TEXTO DEL DOCUMENTO

En amor indecible dio a su Hijo Unigénito en precio de mi rescate, lo dio en sacrificio en la cruz para la expiación de mis pecados, y
ahora me pide que crea en Él y confíe en la eficacia de ese sacrificio. Pues bien, lo creo de todo corazón y qué sucede, sucede que
habiendo conocido de esta manera el amor de Dios para conmigo, mi corazón se inunda de amor y gratitud para con Él. Como dice el
apóstol Juan:  “…nosotros le amamos a Él, porque Él nos amó primero…”. El pecado que antes yo amaba, ahora lo aborrezco. El
mundo que antes tenía tantos atractivos, lo veo vacío y necio. Deseo solamente la comunión de mi Salvador y la oportunidad de servirle
y agradarle mientras en el mundo esté. ¿Qué es lo que ha acontecido? Pues es evidente que he experimentado un cambio de corazón.

CONSIGNAS DEL EJERCICIO
1. Indica si cada afirmación concuerda con el fragmento sobre el amor de Dios y el cambio de corazón. Responde sí o no y cita las palabras exactas del fragmento que lo deciden.
(a) Quien habla afirma que ahora aborrece el pecado que antes amaba.
(b) Para quien habla, el mundo conserva todos sus atractivos.
(c) La cita «nosotros le amamos a Él, porque Él nos amó primero» se atribuye al apóstol Pablo.
2. Contesta estas preguntas según el fragmento sobre el amor de Dios y el cambio de corazón:
(a) ¿Dónde fue dado el Hijo Unigénito en sacrificio?
(b) ¿Qué le pide Dios ahora a quien habla?
(c) ¿Qué es lo único que desea quien habla?
3. Continúa el fragmento sobre el amor de Dios y el cambio de corazón a partir de su última oración.

LÍNEAS EXTRAÍDAS
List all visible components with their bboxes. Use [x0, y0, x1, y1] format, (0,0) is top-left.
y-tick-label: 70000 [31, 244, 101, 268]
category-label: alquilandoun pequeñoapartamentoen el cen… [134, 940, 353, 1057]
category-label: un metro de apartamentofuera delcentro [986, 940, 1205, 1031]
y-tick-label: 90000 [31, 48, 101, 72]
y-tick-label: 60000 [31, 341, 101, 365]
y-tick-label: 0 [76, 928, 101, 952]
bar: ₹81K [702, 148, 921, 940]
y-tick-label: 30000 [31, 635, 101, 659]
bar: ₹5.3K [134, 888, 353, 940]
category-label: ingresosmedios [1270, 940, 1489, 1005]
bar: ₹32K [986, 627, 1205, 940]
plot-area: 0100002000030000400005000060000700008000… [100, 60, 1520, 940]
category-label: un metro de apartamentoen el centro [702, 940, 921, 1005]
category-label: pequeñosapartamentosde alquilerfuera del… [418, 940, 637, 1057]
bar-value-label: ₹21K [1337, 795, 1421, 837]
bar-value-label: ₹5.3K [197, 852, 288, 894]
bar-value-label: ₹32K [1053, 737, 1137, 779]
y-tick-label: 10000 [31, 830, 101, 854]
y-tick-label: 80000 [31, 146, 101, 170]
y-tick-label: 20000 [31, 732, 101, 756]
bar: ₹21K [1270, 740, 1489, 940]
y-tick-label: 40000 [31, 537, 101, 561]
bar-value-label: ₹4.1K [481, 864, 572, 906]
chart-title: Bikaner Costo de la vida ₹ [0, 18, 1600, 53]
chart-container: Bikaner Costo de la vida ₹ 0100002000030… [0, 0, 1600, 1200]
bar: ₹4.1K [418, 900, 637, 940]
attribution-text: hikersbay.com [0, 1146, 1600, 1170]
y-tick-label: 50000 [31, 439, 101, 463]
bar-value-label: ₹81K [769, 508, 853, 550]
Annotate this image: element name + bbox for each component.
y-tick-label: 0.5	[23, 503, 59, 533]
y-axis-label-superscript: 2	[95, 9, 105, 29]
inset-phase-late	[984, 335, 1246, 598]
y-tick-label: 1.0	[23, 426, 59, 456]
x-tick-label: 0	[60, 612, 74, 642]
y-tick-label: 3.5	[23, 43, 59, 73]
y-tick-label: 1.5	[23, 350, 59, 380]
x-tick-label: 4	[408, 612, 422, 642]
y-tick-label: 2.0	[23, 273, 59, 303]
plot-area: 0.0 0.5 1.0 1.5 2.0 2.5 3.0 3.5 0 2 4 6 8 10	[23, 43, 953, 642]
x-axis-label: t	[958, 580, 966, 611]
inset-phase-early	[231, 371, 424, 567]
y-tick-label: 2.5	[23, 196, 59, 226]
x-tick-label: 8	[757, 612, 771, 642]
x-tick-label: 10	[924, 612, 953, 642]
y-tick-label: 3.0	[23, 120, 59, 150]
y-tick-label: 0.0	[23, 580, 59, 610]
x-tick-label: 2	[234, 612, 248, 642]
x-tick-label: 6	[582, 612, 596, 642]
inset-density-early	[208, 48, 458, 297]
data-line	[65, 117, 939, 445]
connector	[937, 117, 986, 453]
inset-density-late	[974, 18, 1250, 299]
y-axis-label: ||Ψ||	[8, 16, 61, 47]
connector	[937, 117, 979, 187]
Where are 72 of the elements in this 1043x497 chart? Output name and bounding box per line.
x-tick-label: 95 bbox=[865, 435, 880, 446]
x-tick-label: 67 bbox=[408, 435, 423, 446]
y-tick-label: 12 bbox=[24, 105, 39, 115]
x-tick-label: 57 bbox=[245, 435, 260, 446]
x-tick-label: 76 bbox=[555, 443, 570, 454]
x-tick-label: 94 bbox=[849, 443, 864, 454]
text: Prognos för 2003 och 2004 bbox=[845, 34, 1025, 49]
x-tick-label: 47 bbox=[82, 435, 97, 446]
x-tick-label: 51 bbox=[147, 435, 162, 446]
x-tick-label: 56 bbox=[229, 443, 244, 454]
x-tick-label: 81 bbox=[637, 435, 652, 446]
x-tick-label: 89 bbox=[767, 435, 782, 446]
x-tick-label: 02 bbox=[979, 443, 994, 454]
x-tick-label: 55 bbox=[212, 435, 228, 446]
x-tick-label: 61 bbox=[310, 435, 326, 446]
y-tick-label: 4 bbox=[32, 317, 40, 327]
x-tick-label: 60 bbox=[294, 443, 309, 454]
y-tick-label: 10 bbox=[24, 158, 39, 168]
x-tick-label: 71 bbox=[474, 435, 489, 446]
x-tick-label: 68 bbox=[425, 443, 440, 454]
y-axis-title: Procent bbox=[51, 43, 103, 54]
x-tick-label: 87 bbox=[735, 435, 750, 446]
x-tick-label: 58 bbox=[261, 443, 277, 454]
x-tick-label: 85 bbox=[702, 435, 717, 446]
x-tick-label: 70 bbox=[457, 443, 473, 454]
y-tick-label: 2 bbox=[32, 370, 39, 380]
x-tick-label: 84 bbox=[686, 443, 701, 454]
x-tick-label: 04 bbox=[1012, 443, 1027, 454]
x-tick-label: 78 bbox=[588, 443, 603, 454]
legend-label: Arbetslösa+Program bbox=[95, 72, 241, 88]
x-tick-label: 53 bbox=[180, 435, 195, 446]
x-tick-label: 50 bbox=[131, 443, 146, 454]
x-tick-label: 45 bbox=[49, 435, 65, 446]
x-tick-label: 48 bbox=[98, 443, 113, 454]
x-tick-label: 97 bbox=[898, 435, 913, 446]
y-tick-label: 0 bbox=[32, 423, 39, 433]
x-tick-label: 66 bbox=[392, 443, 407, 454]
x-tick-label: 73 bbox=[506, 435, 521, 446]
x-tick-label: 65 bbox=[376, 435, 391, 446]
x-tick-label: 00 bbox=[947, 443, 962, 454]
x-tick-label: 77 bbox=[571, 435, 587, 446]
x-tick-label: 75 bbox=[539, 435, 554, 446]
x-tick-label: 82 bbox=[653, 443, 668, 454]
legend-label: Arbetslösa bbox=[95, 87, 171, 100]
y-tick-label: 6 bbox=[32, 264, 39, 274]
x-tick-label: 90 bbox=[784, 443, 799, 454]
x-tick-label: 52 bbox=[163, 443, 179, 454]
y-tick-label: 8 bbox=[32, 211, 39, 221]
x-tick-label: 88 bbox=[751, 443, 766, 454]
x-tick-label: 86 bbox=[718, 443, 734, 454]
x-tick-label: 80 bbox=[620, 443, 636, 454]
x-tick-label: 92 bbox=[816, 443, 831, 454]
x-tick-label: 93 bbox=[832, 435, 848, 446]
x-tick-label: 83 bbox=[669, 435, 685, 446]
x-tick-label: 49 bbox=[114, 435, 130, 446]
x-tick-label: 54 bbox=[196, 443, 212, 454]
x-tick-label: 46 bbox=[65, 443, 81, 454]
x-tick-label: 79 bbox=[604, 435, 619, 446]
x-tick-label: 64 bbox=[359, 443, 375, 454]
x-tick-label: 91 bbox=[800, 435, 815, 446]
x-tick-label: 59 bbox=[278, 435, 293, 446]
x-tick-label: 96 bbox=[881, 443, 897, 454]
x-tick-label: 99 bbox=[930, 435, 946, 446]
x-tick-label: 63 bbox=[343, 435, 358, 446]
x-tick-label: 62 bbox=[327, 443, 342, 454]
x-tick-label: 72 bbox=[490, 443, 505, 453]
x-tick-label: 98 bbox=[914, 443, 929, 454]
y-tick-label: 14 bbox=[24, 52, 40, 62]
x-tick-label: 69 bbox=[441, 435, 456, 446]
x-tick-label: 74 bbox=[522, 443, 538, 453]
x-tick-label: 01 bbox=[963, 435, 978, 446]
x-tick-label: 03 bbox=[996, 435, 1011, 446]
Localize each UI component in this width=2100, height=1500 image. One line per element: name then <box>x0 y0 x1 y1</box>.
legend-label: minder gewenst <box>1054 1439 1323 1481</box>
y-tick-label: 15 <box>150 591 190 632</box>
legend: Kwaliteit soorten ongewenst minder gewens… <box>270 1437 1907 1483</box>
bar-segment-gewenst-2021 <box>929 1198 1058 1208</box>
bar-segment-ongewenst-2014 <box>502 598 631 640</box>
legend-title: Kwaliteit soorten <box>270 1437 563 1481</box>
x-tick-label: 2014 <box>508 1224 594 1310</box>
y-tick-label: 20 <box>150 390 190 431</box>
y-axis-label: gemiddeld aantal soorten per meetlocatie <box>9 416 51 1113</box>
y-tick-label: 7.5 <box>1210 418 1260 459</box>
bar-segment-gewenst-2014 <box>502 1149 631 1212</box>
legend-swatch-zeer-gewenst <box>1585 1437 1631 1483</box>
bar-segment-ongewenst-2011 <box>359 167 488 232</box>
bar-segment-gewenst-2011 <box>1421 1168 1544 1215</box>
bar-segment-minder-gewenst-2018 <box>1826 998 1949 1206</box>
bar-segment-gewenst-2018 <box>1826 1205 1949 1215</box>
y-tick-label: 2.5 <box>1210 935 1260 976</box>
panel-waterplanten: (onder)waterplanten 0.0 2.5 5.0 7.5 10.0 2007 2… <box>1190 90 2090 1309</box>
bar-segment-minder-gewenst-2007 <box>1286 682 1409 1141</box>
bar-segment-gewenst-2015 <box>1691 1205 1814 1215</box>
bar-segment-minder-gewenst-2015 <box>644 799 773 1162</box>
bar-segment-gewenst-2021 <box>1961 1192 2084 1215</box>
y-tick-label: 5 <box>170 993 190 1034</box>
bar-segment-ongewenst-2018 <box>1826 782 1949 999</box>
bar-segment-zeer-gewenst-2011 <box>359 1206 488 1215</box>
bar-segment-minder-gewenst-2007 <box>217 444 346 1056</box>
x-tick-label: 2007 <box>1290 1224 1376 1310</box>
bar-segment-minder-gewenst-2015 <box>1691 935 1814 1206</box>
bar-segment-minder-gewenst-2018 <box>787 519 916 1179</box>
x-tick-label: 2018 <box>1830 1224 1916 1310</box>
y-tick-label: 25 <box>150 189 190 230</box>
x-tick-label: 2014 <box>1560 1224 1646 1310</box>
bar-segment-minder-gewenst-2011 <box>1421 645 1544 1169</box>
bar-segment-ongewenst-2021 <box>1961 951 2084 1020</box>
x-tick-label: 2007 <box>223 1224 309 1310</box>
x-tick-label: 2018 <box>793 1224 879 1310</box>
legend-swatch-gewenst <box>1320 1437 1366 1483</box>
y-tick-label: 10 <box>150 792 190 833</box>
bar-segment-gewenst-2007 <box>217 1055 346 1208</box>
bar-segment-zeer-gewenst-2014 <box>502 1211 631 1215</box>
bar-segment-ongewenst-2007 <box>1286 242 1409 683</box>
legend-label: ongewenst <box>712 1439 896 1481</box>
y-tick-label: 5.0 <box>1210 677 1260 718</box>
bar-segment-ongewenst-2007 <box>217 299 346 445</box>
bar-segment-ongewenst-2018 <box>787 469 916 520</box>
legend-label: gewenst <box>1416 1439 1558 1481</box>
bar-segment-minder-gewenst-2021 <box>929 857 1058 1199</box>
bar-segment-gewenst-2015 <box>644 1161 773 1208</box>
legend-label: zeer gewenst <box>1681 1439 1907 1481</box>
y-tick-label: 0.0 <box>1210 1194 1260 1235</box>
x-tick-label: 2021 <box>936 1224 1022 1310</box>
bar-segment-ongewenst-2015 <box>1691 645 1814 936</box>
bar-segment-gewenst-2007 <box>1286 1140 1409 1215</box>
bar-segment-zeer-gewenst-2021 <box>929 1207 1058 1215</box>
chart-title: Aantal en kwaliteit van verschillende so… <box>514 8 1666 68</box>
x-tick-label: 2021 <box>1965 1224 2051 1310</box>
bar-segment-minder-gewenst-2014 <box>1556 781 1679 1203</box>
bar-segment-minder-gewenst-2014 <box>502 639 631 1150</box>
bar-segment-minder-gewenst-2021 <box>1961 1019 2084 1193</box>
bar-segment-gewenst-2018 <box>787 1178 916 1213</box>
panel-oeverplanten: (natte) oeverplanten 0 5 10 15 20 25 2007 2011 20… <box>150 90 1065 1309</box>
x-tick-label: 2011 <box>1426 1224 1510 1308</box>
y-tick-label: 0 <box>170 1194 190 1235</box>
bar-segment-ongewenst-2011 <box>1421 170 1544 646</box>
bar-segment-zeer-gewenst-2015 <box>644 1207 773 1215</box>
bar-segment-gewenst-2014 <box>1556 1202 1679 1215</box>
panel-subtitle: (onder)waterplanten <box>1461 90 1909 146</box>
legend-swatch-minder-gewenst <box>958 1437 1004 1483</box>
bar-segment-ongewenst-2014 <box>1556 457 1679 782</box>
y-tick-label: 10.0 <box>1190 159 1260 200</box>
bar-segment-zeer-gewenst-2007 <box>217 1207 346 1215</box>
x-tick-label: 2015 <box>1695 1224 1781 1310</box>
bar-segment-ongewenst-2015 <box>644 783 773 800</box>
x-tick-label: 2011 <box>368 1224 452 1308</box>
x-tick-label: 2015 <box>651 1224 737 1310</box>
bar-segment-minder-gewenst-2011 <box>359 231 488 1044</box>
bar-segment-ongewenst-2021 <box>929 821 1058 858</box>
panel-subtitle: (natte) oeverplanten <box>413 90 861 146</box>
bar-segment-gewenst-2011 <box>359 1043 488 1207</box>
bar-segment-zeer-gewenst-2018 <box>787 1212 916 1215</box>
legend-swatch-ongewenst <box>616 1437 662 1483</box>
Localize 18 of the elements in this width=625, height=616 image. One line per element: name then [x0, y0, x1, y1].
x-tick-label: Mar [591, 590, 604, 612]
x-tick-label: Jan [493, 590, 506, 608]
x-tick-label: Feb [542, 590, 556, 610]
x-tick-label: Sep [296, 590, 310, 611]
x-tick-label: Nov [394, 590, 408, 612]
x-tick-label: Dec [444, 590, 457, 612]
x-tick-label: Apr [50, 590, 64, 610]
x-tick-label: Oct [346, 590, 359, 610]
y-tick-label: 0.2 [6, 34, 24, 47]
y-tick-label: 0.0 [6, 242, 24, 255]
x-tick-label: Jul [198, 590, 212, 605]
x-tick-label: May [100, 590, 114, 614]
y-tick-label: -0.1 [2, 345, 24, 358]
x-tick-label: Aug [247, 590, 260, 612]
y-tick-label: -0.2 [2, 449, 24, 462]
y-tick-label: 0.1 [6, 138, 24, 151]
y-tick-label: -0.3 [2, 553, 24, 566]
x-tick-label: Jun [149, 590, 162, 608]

RESPUESTAS POR PUNTO
1.
(a) Sí: «El pecado que antes yo amaba, ahora lo aborrezco».
(b) No: «El mundo que antes tenía tantos atractivos, lo veo vacío y necio».
(c) No: «Como dice el apóstol Juan».

2.
(a) En la cruz.
(b) Que crea en Él y confíe en la eficacia de ese sacrificio.
(c) La comunión de su Salvador y la oportunidad de servirle y agradarle mientras esté en el mundo.

3.
Mi corazón, por medio del Evangelio, ha sido ganado para Cristo, y he conocido el milagro de la conversión. El amor de Dios ha sido
derramado en mi corazón, y todo está cambiado.

Quiera Dios, amados amigos, que conozcáis la dicha de convertiros de todo corazón al Señor Jesucristo. Conoceréis, entonces la
inmensa diferencia entre religión y salvación.